───── LISTING ─────
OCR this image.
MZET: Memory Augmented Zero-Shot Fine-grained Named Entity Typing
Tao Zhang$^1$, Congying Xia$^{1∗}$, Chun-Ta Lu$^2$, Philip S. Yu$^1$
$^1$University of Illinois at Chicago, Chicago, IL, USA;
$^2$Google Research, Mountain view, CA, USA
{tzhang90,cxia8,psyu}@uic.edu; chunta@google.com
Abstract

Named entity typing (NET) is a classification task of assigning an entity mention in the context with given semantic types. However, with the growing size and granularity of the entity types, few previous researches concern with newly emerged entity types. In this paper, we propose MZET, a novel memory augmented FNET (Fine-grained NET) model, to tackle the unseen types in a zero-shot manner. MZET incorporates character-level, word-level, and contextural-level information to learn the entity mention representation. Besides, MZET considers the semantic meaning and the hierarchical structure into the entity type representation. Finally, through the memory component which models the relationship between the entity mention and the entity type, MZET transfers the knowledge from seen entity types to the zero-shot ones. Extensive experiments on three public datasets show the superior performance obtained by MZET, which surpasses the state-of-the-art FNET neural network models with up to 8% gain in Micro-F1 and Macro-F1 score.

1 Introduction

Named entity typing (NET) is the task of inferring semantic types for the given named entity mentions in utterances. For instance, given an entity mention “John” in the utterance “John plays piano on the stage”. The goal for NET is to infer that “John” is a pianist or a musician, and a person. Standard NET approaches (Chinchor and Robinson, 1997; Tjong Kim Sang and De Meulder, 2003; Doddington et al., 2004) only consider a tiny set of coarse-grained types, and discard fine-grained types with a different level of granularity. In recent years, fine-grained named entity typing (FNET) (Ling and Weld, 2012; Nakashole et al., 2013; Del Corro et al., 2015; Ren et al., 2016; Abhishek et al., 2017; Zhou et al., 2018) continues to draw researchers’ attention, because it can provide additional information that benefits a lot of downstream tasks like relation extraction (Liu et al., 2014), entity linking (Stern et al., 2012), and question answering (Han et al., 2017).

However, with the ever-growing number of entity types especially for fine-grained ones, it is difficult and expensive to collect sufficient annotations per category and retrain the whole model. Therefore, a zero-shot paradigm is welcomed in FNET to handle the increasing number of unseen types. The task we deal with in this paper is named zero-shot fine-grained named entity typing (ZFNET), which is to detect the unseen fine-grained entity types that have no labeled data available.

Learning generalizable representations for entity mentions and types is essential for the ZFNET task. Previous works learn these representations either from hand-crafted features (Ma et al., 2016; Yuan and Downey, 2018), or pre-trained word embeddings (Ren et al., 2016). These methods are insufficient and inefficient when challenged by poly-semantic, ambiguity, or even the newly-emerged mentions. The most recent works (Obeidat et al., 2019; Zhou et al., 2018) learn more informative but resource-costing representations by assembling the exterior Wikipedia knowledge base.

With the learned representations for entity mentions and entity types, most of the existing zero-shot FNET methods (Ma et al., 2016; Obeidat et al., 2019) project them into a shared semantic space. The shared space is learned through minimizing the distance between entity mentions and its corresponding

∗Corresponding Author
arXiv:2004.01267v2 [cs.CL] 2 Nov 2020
─────
TASK STATEMENT =
Nothing may be left out: return each entry exactly as it reads.

THE RESULT =
OCR this image.
MZET: Memory Augmented Zero-Shot Fine-grained Named Entity Typing
Tao Zhang$^1$, Congying Xia$^{1∗}$, Chun-Ta Lu$^2$, Philip S. Yu$^1$
$^1$University of Illinois at Chicago, Chicago, IL, USA;
$^2$Google Research, Mountain view, CA, USA
{tzhang90,cxia8,psyu}@uic.edu; chunta@google.com
Abstract

Named entity typing (NET) is a classification task of assigning an entity mention in the context with given semantic types. However, with the growing size and granularity of the entity types, few previous researches concern with newly emerged entity types. In this paper, we propose MZET, a novel memory augmented FNET (Fine-grained NET) model, to tackle the unseen types in a zero-shot manner. MZET incorporates character-level, word-level, and contextural-level information to learn the entity mention representation. Besides, MZET considers the semantic meaning and the hierarchical structure into the entity type representation. Finally, through the memory component which models the relationship between the entity mention and the entity type, MZET transfers the knowledge from seen entity types to the zero-shot ones. Extensive experiments on three public datasets show the superior performance obtained by MZET, which surpasses the state-of-the-art FNET neural network models with up to 8% gain in Micro-F1 and Macro-F1 score.

1 Introduction

Named entity typing (NET) is the task of inferring semantic types for the given named entity mentions in utterances. For instance, given an entity mention “John” in the utterance “John plays piano on the stage”. The goal for NET is to infer that “John” is a pianist or a musician, and a person. Standard NET approaches (Chinchor and Robinson, 1997; Tjong Kim Sang and De Meulder, 2003; Doddington et al., 2004) only consider a tiny set of coarse-grained types, and discard fine-grained types with a different level of granularity. In recent years, fine-grained named entity typing (FNET) (Ling and Weld, 2012; Nakashole et al., 2013; Del Corro et al., 2015; Ren et al., 2016; Abhishek et al., 2017; Zhou et al., 2018) continues to draw researchers’ attention, because it can provide additional information that benefits a lot of downstream tasks like relation extraction (Liu et al., 2014), entity linking (Stern et al., 2012), and question answering (Han et al., 2017).

However, with the ever-growing number of entity types especially for fine-grained ones, it is difficult and expensive to collect sufficient annotations per category and retrain the whole model. Therefore, a zero-shot paradigm is welcomed in FNET to handle the increasing number of unseen types. The task we deal with in this paper is named zero-shot fine-grained named entity typing (ZFNET), which is to detect the unseen fine-grained entity types that have no labeled data available.

Learning generalizable representations for entity mentions and types is essential for the ZFNET task. Previous works learn these representations either from hand-crafted features (Ma et al., 2016; Yuan and Downey, 2018), or pre-trained word embeddings (Ren et al., 2016). These methods are insufficient and inefficient when challenged by poly-semantic, ambiguity, or even the newly-emerged mentions. The most recent works (Obeidat et al., 2019; Zhou et al., 2018) learn more informative but resource-costing representations by assembling the exterior Wikipedia knowledge base.

With the learned representations for entity mentions and entity types, most of the existing zero-shot FNET methods (Ma et al., 2016; Obeidat et al., 2019) project them into a shared semantic space. The shared space is learned through minimizing the distance between entity mentions and its corresponding

∗Corresponding Author
arXiv:2004.01267v2 [cs.CL] 2 Nov 2020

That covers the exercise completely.